(Extracts from a graphics dataset)
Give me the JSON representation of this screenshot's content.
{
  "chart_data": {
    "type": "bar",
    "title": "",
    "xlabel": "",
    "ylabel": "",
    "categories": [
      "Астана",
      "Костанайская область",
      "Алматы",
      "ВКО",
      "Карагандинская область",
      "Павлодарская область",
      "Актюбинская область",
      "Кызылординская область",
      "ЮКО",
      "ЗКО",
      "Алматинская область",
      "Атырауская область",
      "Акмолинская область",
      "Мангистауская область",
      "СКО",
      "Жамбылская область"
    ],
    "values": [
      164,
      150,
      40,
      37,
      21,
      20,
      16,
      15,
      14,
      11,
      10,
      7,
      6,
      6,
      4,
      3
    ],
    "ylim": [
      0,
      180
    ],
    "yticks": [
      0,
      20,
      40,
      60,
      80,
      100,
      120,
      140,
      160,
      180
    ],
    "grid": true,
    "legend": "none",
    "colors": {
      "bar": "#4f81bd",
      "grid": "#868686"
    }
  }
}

**Directions for this task**
Copy every line of the records word for word.

**Response for this exercise**
Give me the JSON representation of this screenshot's content.
{
  "chart_data": {
    "type": "bar",
    "title": "",
    "xlabel": "",
    "ylabel": "",
    "categories": [
      "Астана",
      "Костанайская область",
      "Алматы",
      "ВКО",
      "Карагандинская область",
      "Павлодарская область",
      "Актюбинская область",
      "Кызылординская область",
      "ЮКО",
      "ЗКО",
      "Алматинская область",
      "Атырауская область",
      "Акмолинская область",
      "Мангистауская область",
      "СКО",
      "Жамбылская область"
    ],
    "values": [
      164,
      150,
      40,
      37,
      21,
      20,
      16,
      15,
      14,
      11,
      10,
      7,
      6,
      6,
      4,
      3
    ],
    "ylim": [
      0,
      180
    ],
    "yticks": [
      0,
      20,
      40,
      60,
      80,
      100,
      120,
      140,
      160,
      180
    ],
    "grid": true,
    "legend": "none",
    "colors": {
      "bar": "#4f81bd",
      "grid": "#868686"
    }
  }
}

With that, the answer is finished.